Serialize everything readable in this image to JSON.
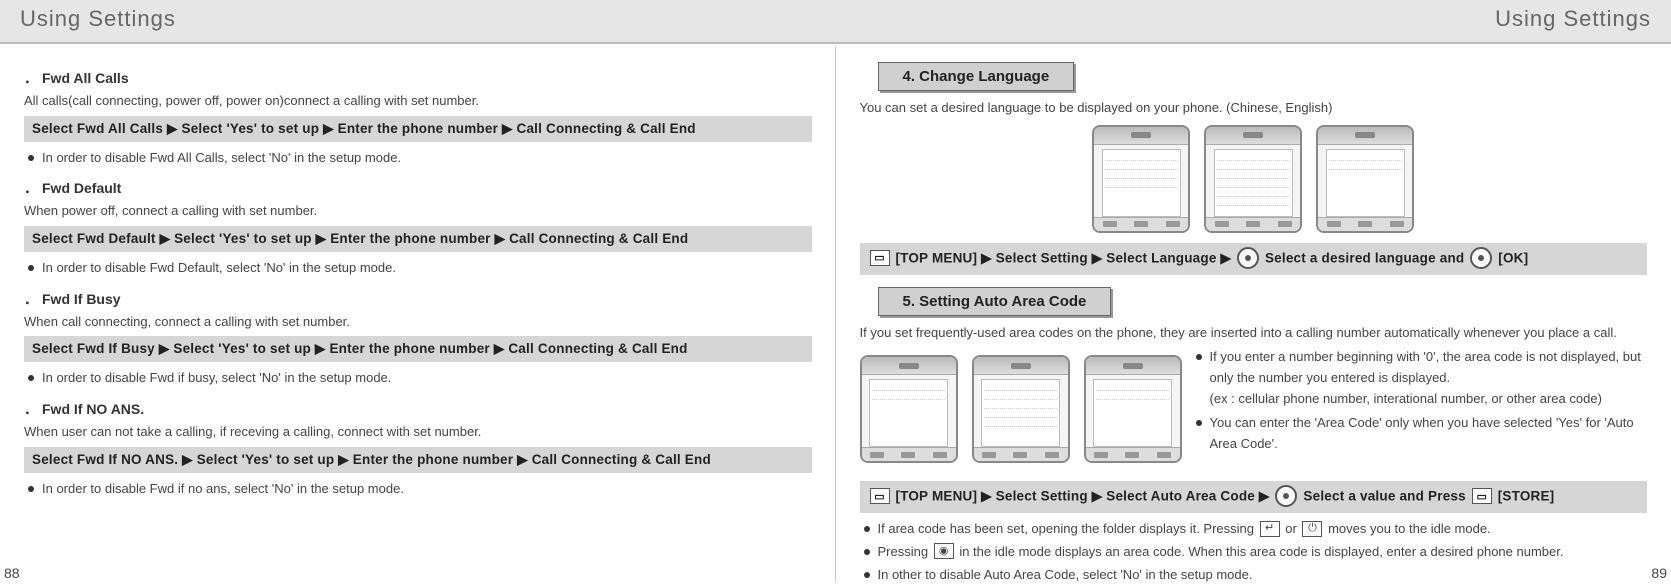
{
  "header": {
    "left_title": "Using Settings",
    "right_title": "Using Settings"
  },
  "page_numbers": {
    "left": "88",
    "right": "89"
  },
  "left": {
    "s1": {
      "prefix": "．",
      "title": "Fwd All Calls",
      "desc": "All calls(call connecting, power off, power on)connect a calling with set number.",
      "instr": "Select Fwd All Calls ▶ Select 'Yes' to set up ▶ Enter the phone number ▶ Call Connecting & Call End",
      "bullet": "In order to disable Fwd All Calls, select 'No' in the setup mode."
    },
    "s2": {
      "prefix": "．",
      "title": "Fwd Default",
      "desc": "When power off, connect a calling with set number.",
      "instr": "Select Fwd Default ▶ Select 'Yes' to set up ▶ Enter the phone number ▶ Call Connecting & Call End",
      "bullet": "In order to disable Fwd Default, select 'No' in the setup mode."
    },
    "s3": {
      "prefix": "．",
      "title": "Fwd If Busy",
      "desc": "When call connecting, connect a calling with set number.",
      "instr": "Select Fwd If Busy ▶ Select 'Yes' to set up ▶ Enter the phone number ▶ Call Connecting & Call End",
      "bullet": "In order to disable Fwd if busy, select 'No' in the setup mode."
    },
    "s4": {
      "prefix": "．",
      "title": "Fwd If NO ANS.",
      "desc": "When user can not take a calling, if receving a calling, connect with set number.",
      "instr": "Select Fwd If NO ANS. ▶ Select 'Yes' to set up ▶ Enter the phone number ▶ Call Connecting & Call End",
      "bullet": "In order to disable Fwd if no ans, select 'No' in the setup mode."
    }
  },
  "right": {
    "sec4": {
      "tab": "4. Change Language",
      "desc": "You can set a desired language to be displayed on your phone. (Chinese, English)",
      "instr_pre": "[TOP MENU] ▶ Select Setting ▶ Select Language ▶",
      "instr_post": "Select a desired language and",
      "instr_end": "[OK]"
    },
    "sec5": {
      "tab": "5. Setting Auto Area Code",
      "desc": "If you set frequently-used area codes on the phone, they are inserted into a calling number automatically whenever you place a call.",
      "notes": {
        "n1": "If you enter a number beginning with '0', the area code is not displayed, but only the number you entered is displayed.",
        "n1b": "(ex : cellular phone number, interational number, or other area code)",
        "n2": "You can enter the 'Area Code' only when you have selected 'Yes' for 'Auto Area Code'."
      },
      "instr_pre": "[TOP MENU] ▶ Select Setting ▶ Select Auto Area Code ▶",
      "instr_post": "Select a value and Press",
      "instr_end": "[STORE]",
      "bullets": {
        "b1a": "If area code has been set, opening the folder displays it. Pressing",
        "b1b": "or",
        "b1c": "moves you to the idle mode.",
        "b2a": "Pressing",
        "b2b": "in the idle mode displays an area code. When this area code is displayed, enter a desired phone number.",
        "b3": "In other to disable Auto Area Code, select 'No' in the setup mode."
      }
    }
  }
}
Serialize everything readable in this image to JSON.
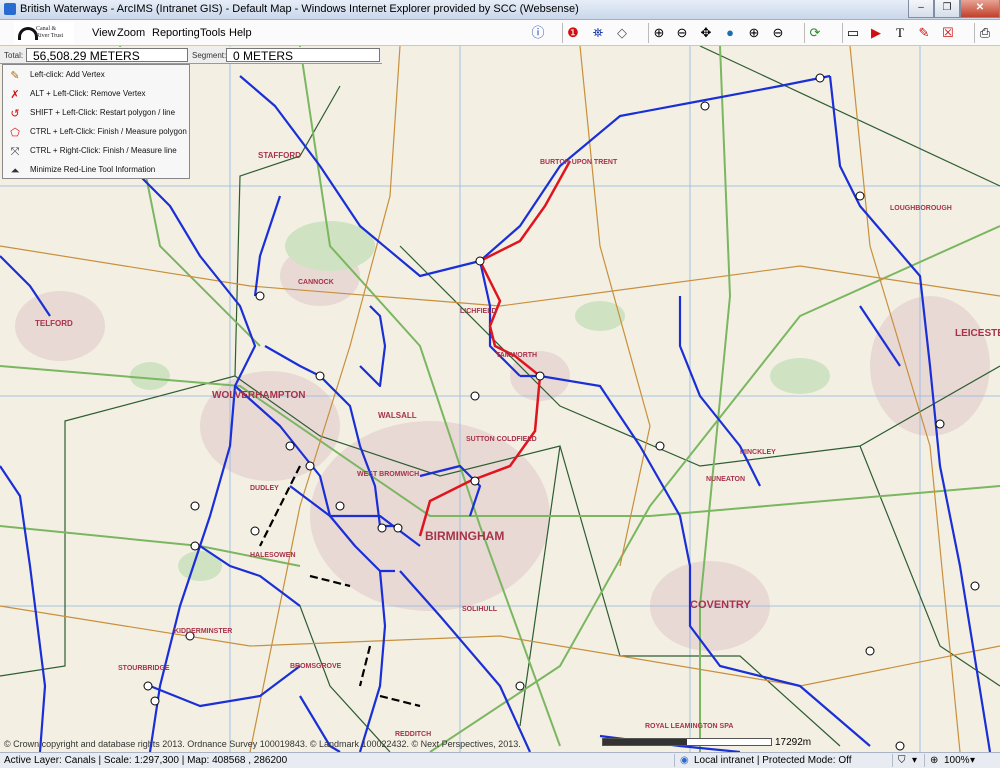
{
  "window": {
    "title": "British Waterways - ArcIMS (Intranet GIS) - Default Map - Windows Internet Explorer provided by SCC (Websense)",
    "buttons": {
      "minimize": "–",
      "maximize": "❐",
      "close": "✕"
    }
  },
  "logo": {
    "line1": "Canal &",
    "line2": "River Trust"
  },
  "menu": [
    "View",
    "Zoom",
    "Reporting",
    "Tools",
    "Help"
  ],
  "measure": {
    "total_label": "Total:",
    "total_value": "56,508.29 METERS",
    "segment_label": "Segment:",
    "segment_value": "0 METERS"
  },
  "help_panel": {
    "items": [
      {
        "icon": "pencil-icon",
        "text": "Left-click: Add Vertex"
      },
      {
        "icon": "remove-vertex-icon",
        "text": "ALT + Left-Click: Remove Vertex"
      },
      {
        "icon": "restart-icon",
        "text": "SHIFT + Left-Click: Restart polygon / line"
      },
      {
        "icon": "measure-polygon-icon",
        "text": "CTRL + Left-Click: Finish / Measure polygon"
      },
      {
        "icon": "measure-line-icon",
        "text": "CTRL + Right-Click: Finish / Measure line"
      },
      {
        "icon": "minimize-icon",
        "text": "Minimize Red-Line Tool Information"
      }
    ]
  },
  "map": {
    "places": [
      {
        "name": "STAFFORD"
      },
      {
        "name": "BURTON UPON TRENT"
      },
      {
        "name": "LOUGHBOROUGH"
      },
      {
        "name": "TELFORD"
      },
      {
        "name": "CANNOCK"
      },
      {
        "name": "LICHFIELD"
      },
      {
        "name": "LEICESTER"
      },
      {
        "name": "WOLVERHAMPTON"
      },
      {
        "name": "WALSALL"
      },
      {
        "name": "TAMWORTH"
      },
      {
        "name": "DUDLEY"
      },
      {
        "name": "WEST BROMWICH"
      },
      {
        "name": "BIRMINGHAM"
      },
      {
        "name": "HINCKLEY"
      },
      {
        "name": "NUNEATON"
      },
      {
        "name": "COVENTRY"
      },
      {
        "name": "SOLIHULL"
      },
      {
        "name": "KIDDERMINSTER"
      },
      {
        "name": "BROMSGROVE"
      },
      {
        "name": "HALESOWEN"
      },
      {
        "name": "STOURBRIDGE"
      },
      {
        "name": "ROYAL LEAMINGTON SPA"
      },
      {
        "name": "REDDITCH"
      },
      {
        "name": "SUTTON COLDFIELD"
      }
    ],
    "copyright": "© Crown copyright and database rights 2013. Ordnance Survey 100019843. © Landmark 100022432. © Next Perspectives, 2013.",
    "scale_label": "17292m"
  },
  "status": {
    "layer": "Active Layer: Canals | Scale: 1:297,300 | Map: 408568 , 286200",
    "zone": "Local intranet | Protected Mode: Off",
    "zoom": "100%"
  },
  "colors": {
    "canal": "#1a2fd6",
    "redline": "#e0141e",
    "road": "#6aa84f",
    "boundary": "#2e7d32"
  }
}
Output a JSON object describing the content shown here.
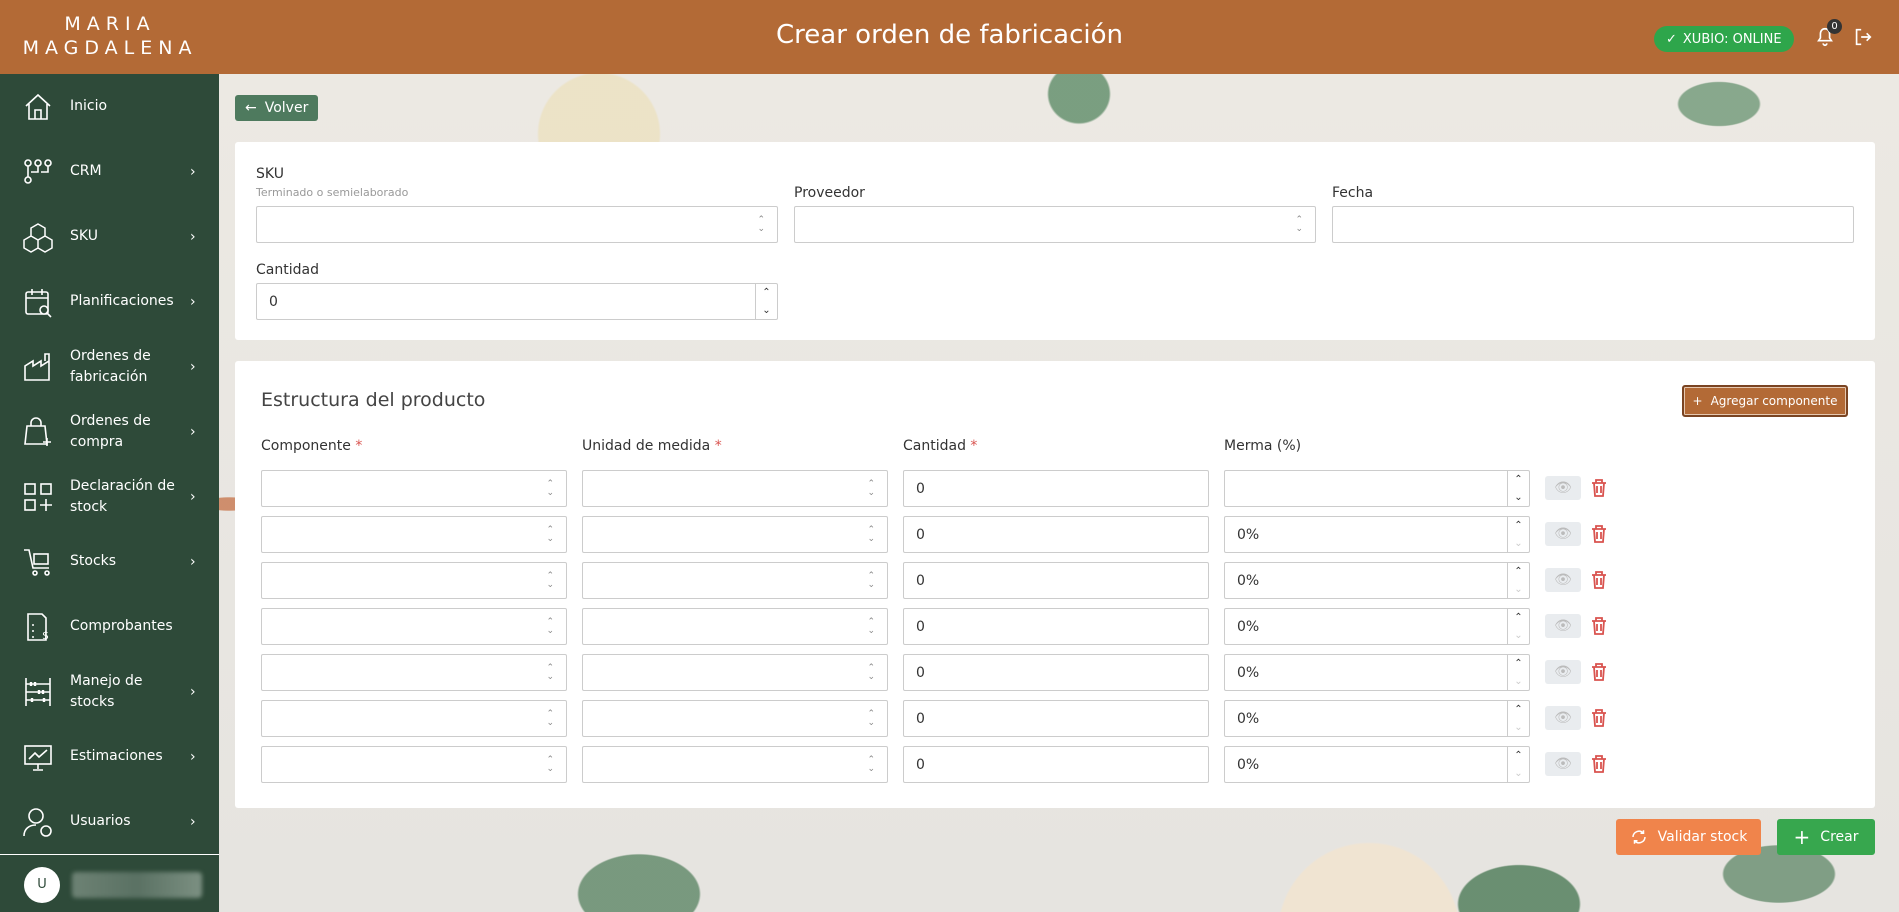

• • •

Copy every line above that holds the word "only".

▶ [The completed task]:
        "n1": "If you enter a number beginning with '0', the area code is not displayed, but only the number you entered is displayed.",
        "n2": "You can enter the 'Area Code' only when you have selected 'Yes' for 'Auto Area Code'."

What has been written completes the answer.